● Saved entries

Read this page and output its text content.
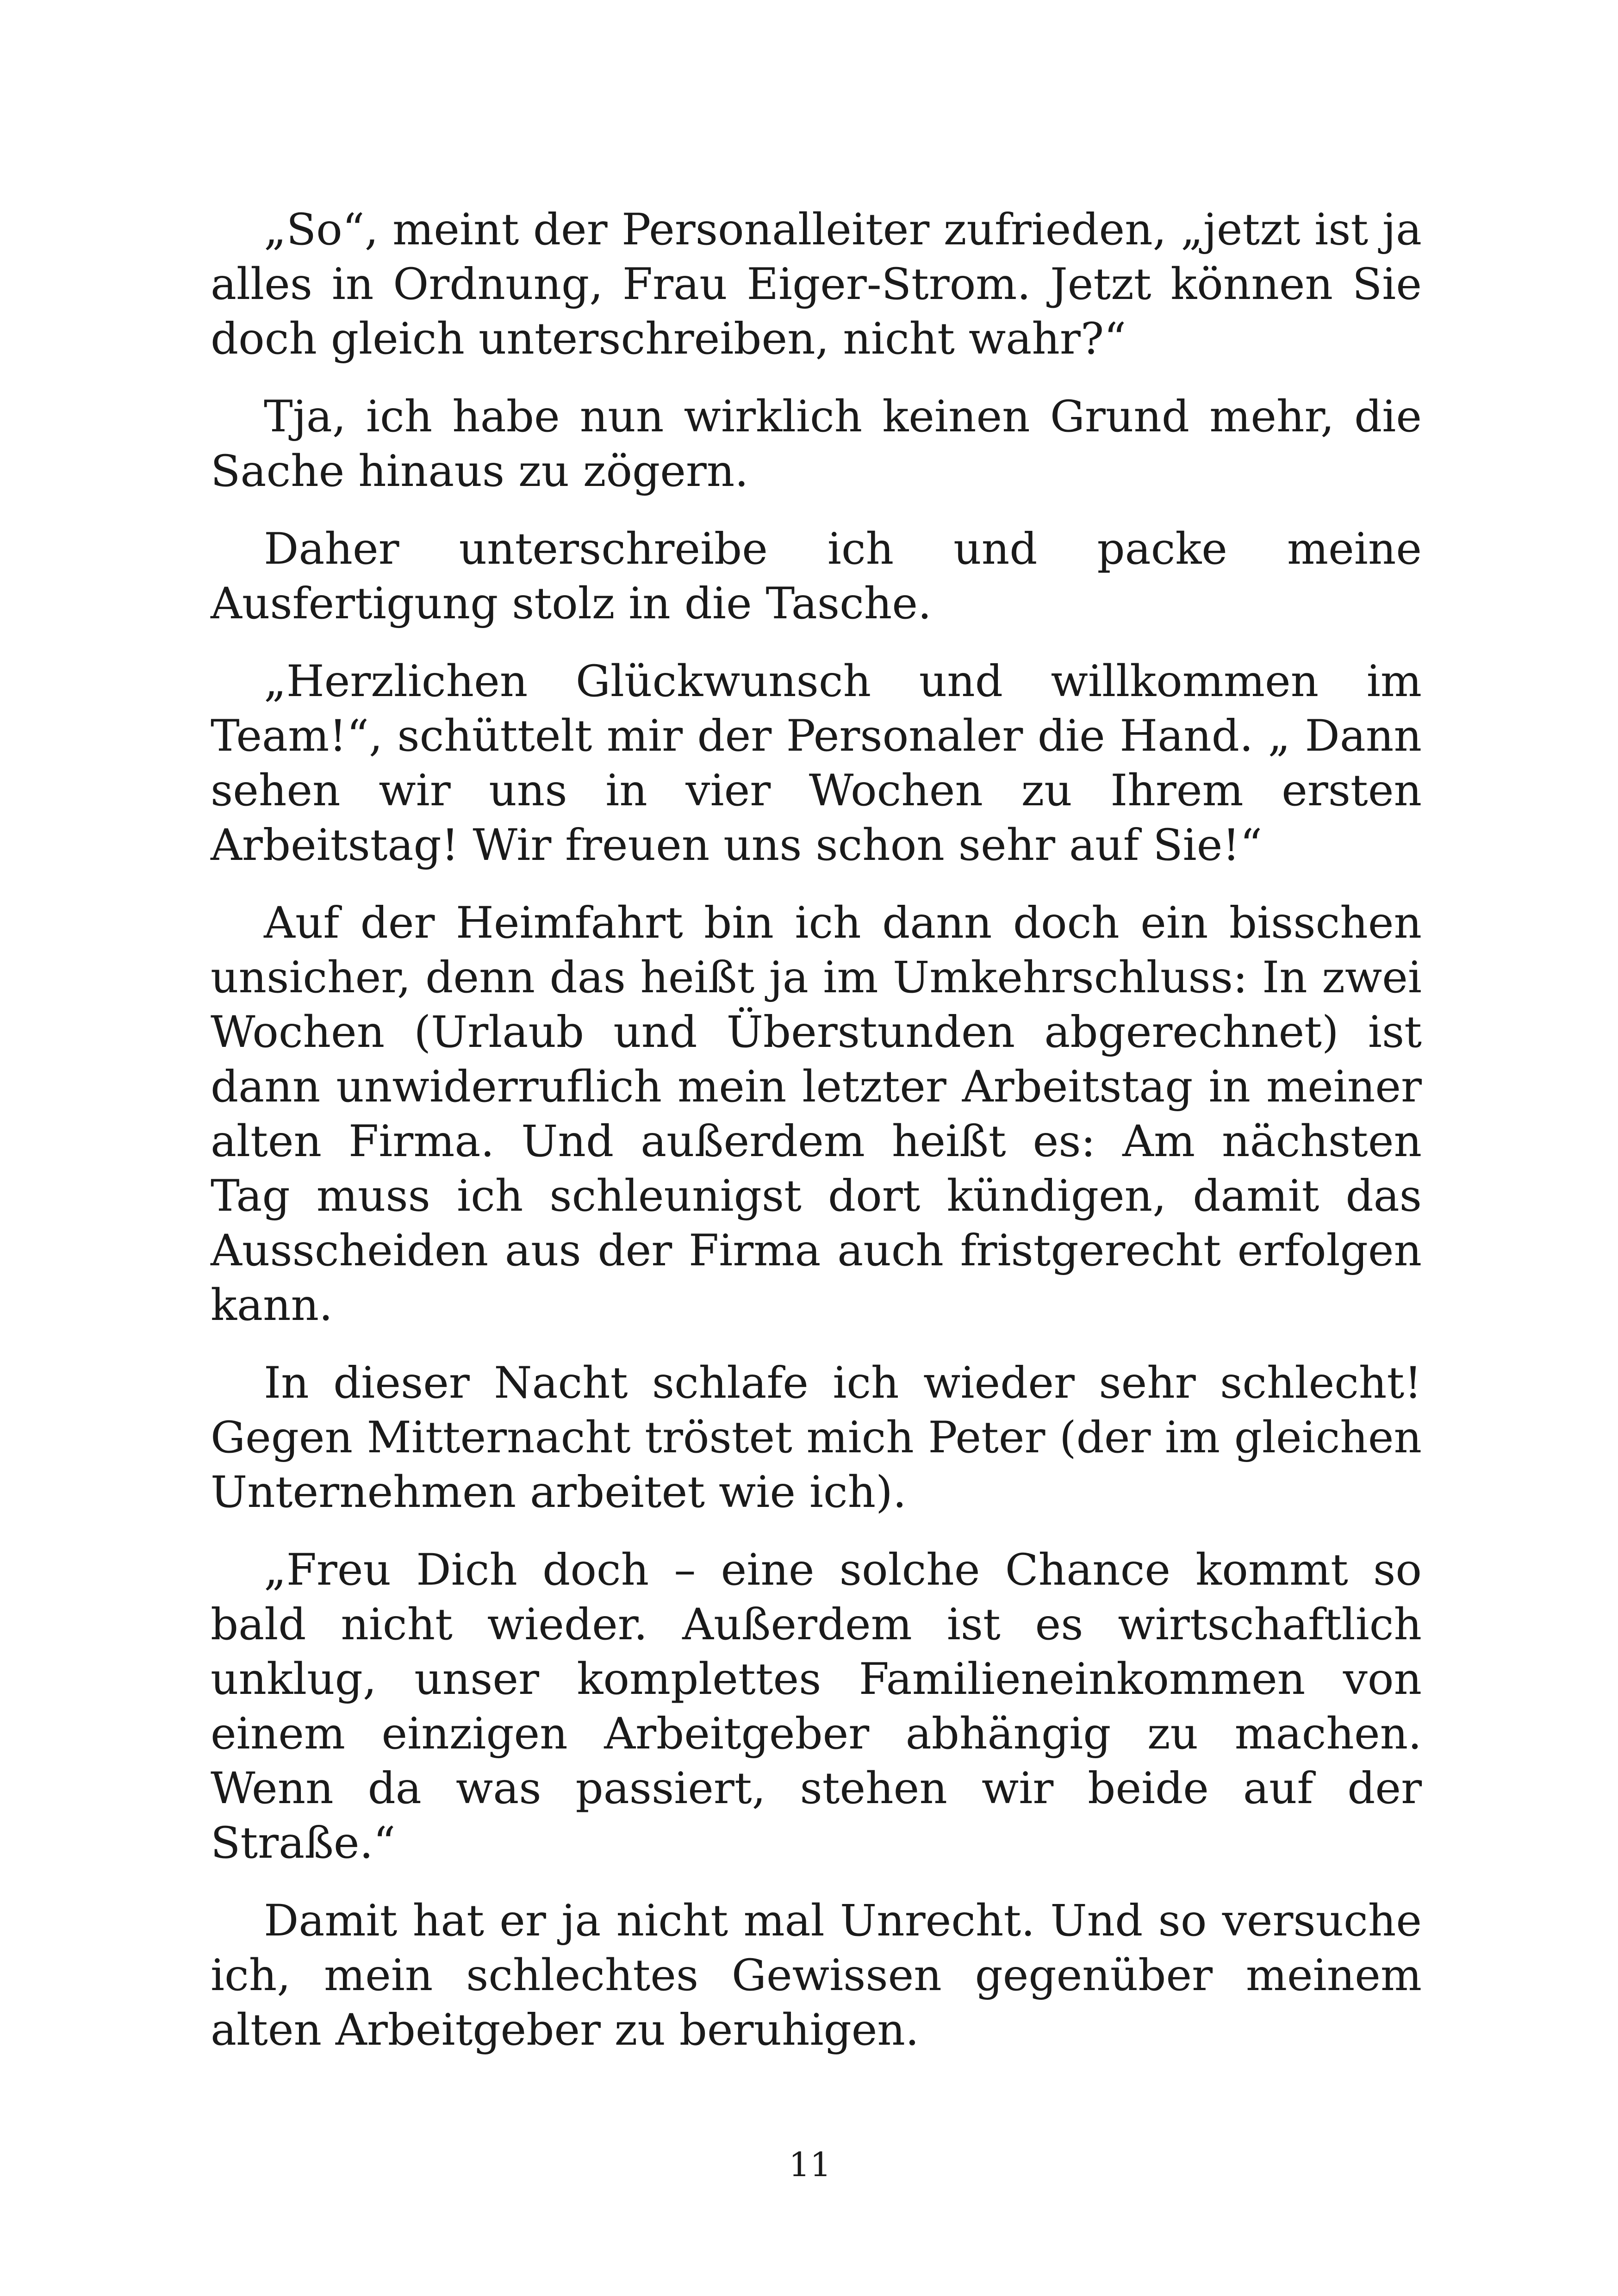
„So“, meint der Personalleiter zufrieden, „jetzt ist ja alles in Ordnung, Frau Eiger-Strom. Jetzt können Sie doch gleich unterschreiben, nicht wahr?“

Tja, ich habe nun wirklich keinen Grund mehr, die Sache hinaus zu zögern.

Daher unterschreibe ich und packe meine Ausfertigung stolz in die Tasche.

„Herzlichen Glückwunsch und willkommen im Team!“, schüttelt mir der Personaler die Hand. „ Dann sehen wir uns in vier Wochen zu Ihrem ersten Arbeitstag! Wir freuen uns schon sehr auf Sie!“

Auf der Heimfahrt bin ich dann doch ein bisschen unsicher, denn das heißt ja im Umkehrschluss: In zwei Wochen (Urlaub und Überstunden abgerechnet) ist dann unwiderruflich mein letzter Arbeitstag in meiner alten Firma. Und außerdem heißt es: Am nächsten Tag muss ich schleunigst dort kündigen, damit das Ausscheiden aus der Firma auch fristgerecht erfolgen kann.

In dieser Nacht schlafe ich wieder sehr schlecht! Gegen Mitternacht tröstet mich Peter (der im gleichen Unternehmen arbeitet wie ich).

„Freu Dich doch – eine solche Chance kommt so bald nicht wieder. Außerdem ist es wirtschaftlich unklug, unser komplettes Familieneinkommen von einem einzigen Arbeitgeber abhängig zu machen. Wenn da was passiert, stehen wir beide auf der Straße.“

Damit hat er ja nicht mal Unrecht. Und so versuche ich, mein schlechtes Gewissen gegenüber meinem alten Arbeitgeber zu beruhigen.

11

● EXERCISE DETAILS
Reproduce each line exactly as it appears, omitting the pictures.

● TASK ANSWER
Read this page and output its text content.
„So“, meint der Personalleiter zufrieden, „jetzt ist ja alles in Ordnung, Frau Eiger-Strom. Jetzt können Sie doch gleich unterschreiben, nicht wahr?“

Tja, ich habe nun wirklich keinen Grund mehr, die Sache hinaus zu zögern.

Daher unterschreibe ich und packe meine Ausfertigung stolz in die Tasche.

„Herzlichen Glückwunsch und willkommen im Team!“, schüttelt mir der Personaler die Hand. „ Dann sehen wir uns in vier Wochen zu Ihrem ersten Arbeitstag! Wir freuen uns schon sehr auf Sie!“

Auf der Heimfahrt bin ich dann doch ein bisschen unsicher, denn das heißt ja im Umkehrschluss: In zwei Wochen (Urlaub und Überstunden abgerechnet) ist dann unwiderruflich mein letzter Arbeitstag in meiner alten Firma. Und außerdem heißt es: Am nächsten Tag muss ich schleunigst dort kündigen, damit das Ausscheiden aus der Firma auch fristgerecht erfolgen kann.

In dieser Nacht schlafe ich wieder sehr schlecht! Gegen Mitternacht tröstet mich Peter (der im gleichen Unternehmen arbeitet wie ich).

„Freu Dich doch – eine solche Chance kommt so bald nicht wieder. Außerdem ist es wirtschaftlich unklug, unser komplettes Familieneinkommen von einem einzigen Arbeitgeber abhängig zu machen. Wenn da was passiert, stehen wir beide auf der Straße.“

Damit hat er ja nicht mal Unrecht. Und so versuche ich, mein schlechtes Gewissen gegenüber meinem alten Arbeitgeber zu beruhigen.

11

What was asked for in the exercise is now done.